→ **What to work on**: Lines containing the word "with" should be extracted in full.

════

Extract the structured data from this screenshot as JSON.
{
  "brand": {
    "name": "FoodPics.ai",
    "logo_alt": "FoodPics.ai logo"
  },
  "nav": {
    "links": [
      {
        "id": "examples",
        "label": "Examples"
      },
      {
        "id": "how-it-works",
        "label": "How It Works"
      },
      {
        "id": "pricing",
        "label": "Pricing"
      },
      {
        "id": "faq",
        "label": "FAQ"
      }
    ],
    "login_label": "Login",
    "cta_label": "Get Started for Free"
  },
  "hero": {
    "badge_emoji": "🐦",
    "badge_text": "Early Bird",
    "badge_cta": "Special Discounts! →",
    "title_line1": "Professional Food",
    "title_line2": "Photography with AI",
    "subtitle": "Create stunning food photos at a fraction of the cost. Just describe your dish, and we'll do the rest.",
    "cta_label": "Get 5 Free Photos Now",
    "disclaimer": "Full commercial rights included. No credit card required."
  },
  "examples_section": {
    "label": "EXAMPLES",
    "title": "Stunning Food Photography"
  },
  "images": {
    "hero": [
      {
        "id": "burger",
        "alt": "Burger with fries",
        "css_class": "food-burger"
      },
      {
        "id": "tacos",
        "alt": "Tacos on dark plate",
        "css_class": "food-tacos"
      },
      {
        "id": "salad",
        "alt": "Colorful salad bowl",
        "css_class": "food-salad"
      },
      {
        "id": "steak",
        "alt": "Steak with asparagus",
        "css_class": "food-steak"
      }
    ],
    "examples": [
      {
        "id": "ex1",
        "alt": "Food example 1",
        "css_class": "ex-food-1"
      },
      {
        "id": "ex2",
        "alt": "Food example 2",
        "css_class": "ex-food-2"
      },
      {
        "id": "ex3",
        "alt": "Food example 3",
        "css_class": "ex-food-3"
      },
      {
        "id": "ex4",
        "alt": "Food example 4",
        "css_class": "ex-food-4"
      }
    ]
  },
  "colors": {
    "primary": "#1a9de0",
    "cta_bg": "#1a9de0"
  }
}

════

→ **Task output**:
    "title_line2": "Photography with AI",
        "alt": "Burger with fries",
        "alt": "Steak with asparagus",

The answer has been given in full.